--- GIVEN DATA ---
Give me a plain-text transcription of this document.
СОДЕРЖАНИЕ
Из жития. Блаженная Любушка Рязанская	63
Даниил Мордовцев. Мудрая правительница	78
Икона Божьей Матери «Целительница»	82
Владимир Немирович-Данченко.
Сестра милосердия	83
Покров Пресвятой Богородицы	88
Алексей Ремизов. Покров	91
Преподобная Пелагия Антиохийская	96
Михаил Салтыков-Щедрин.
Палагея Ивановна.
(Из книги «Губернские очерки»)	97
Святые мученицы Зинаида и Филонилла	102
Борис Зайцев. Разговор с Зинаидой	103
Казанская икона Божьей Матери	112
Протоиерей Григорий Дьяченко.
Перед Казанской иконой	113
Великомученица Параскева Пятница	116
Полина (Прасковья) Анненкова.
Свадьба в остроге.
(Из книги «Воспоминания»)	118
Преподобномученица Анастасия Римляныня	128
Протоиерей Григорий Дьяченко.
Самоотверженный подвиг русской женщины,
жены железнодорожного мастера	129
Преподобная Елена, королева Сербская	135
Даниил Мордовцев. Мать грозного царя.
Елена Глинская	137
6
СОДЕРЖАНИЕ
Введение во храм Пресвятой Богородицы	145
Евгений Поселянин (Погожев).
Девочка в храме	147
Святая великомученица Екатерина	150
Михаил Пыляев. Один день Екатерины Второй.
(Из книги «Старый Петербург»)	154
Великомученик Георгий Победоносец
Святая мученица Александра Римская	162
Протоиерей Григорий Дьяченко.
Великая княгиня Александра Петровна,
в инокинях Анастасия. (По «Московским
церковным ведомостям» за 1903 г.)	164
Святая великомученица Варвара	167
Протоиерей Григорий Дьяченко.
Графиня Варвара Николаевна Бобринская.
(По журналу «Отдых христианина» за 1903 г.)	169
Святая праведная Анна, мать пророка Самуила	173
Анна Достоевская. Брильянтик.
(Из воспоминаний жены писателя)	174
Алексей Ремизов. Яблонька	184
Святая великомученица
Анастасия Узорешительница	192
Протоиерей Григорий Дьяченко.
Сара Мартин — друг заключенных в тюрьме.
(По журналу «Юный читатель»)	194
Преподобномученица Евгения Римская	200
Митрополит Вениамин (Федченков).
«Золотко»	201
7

--- THE TASK ---
Pick out all the lines with the word "Пресвятой" in them and copy them.

--- ANSWER ---
Покров Пресвятой Богородицы	88
Введение во храм Пресвятой Богородицы	145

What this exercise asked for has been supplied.